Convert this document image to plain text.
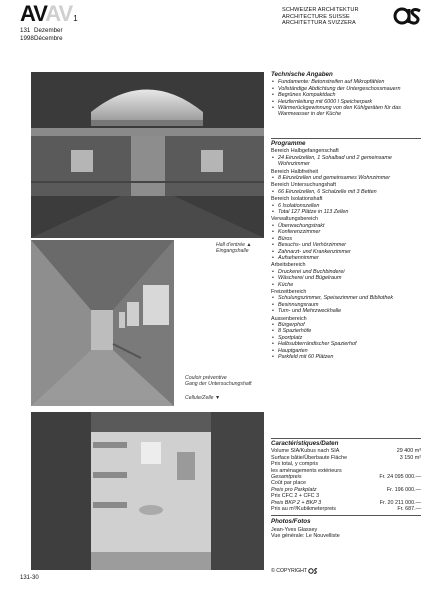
AVAV1
131 Dezember
1998Décembre
SCHWEIZER ARCHITEKTUR
ARCHITECTURE SUISSE
ARCHITETTURA SVIZZERA
Hall d'entrée ▲
Eingangshalle
Couloir préventive
Gang der Untersuchungshaft
Cellule/Zelle ▼
Technische Angaben
• Fundamente: Betonstreifen auf Mikropfählen
• Vollständige Abdichtung der Untergeschossmauern
• Begrünes Kompaktdach
• Heizfernleitung mit 6000 l Speicherpark
• Wärmerückgewinnung von den Kühlgeräten für das Warmwasser in der Küche
Programme
Bereich Halbgefangenschaft
• 24 Einzelzellen, 1 Sohalbad und 2 gemeinsame Wohnzimmer
Bereich Halbfreiheit
• 8 Einzelzellen und gemeinsames Wohnzimmer
Bereich Untersuchungshaft
• 66 Einzelzellen, 6 Schalzelle mit 3 Betten
Bereich Isolationshaft
• 6 Isolationszellen
• Total 127 Plätze in 113 Zellen
Verwaltungsbereich
• Überwachungstrakt
• Konferenzzimmer
• Büros
• Besuchs- und Verhörzimmer
• Zahnarzt- und Krankenzimmer
• Aufsehennimmer
Arbeitsbereich
• Druckerei und Buchbinderei
• Wäscherei und Bügelraum
• Küche
Freizeitbereich
• Schulungszimmer, Speisezimmer und Bibliothek
• Besinnungsraum
• Turn- und Mehrzweckhalle
Aussenbereich
• Bürgerphof
• 8 Spazierhöfe
• Sportplatz
• Halbsubterrändischer Spazierhof
• Hauptgarten
• Parkfeld mit 60 Plätzen
Caractéristiques/Daten
Volume SIA/Kubus nach SIA	29 400 m³
Surface bâtie/Überbaute Fläche	3 150 m²
Prix total, y compris
les aménagements extérieurs
Gesamtpreis	Fr. 24 095 000.—
Coût par place
Preis pro Parkplatz	Fr. 196 000.—
Prix CFC 2 + CFC 3
Preis BKP 2 + BKP 3	Fr. 20 211 000.—
Prix au m³/Kubikmeterpreis	Fr. 687.—
Photos/Fotos
Jean-Yves Glassey
Vue générale: Le Nouvelliste
© COPYRIGHT
131-30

^^^^^^^^^^^^^^^^

_Task:_
Make an exact reproduction of the listing above, without any pictures.

_Solution to this problem:_
Convert this document image to plain text.
AVAV1
131 Dezember
1998Décembre
SCHWEIZER ARCHITEKTUR
ARCHITECTURE SUISSE
ARCHITETTURA SVIZZERA
Hall d'entrée ▲
Eingangshalle
Couloir préventive
Gang der Untersuchungshaft
Cellule/Zelle ▼
Technische Angaben
• Fundamente: Betonstreifen auf Mikropfählen
• Vollständige Abdichtung der Untergeschossmauern
• Begrünes Kompaktdach
• Heizfernleitung mit 6000 l Speicherpark
• Wärmerückgewinnung von den Kühlgeräten für das Warmwasser in der Küche
Programme
Bereich Halbgefangenschaft
• 24 Einzelzellen, 1 Sohalbad und 2 gemeinsame Wohnzimmer
Bereich Halbfreiheit
• 8 Einzelzellen und gemeinsames Wohnzimmer
Bereich Untersuchungshaft
• 66 Einzelzellen, 6 Schalzelle mit 3 Betten
Bereich Isolationshaft
• 6 Isolationszellen
• Total 127 Plätze in 113 Zellen
Verwaltungsbereich
• Überwachungstrakt
• Konferenzzimmer
• Büros
• Besuchs- und Verhörzimmer
• Zahnarzt- und Krankenzimmer
• Aufsehennimmer
Arbeitsbereich
• Druckerei und Buchbinderei
• Wäscherei und Bügelraum
• Küche
Freizeitbereich
• Schulungszimmer, Speisezimmer und Bibliothek
• Besinnungsraum
• Turn- und Mehrzweckhalle
Aussenbereich
• Bürgerphof
• 8 Spazierhöfe
• Sportplatz
• Halbsubterrändischer Spazierhof
• Hauptgarten
• Parkfeld mit 60 Plätzen
Caractéristiques/Daten
Volume SIA/Kubus nach SIA	29 400 m³
Surface bâtie/Überbaute Fläche	3 150 m²
Prix total, y compris
les aménagements extérieurs
Gesamtpreis	Fr. 24 095 000.—
Coût par place
Preis pro Parkplatz	Fr. 196 000.—
Prix CFC 2 + CFC 3
Preis BKP 2 + BKP 3	Fr. 20 211 000.—
Prix au m³/Kubikmeterpreis	Fr. 687.—
Photos/Fotos
Jean-Yves Glassey
Vue générale: Le Nouvelliste
© COPYRIGHT
131-30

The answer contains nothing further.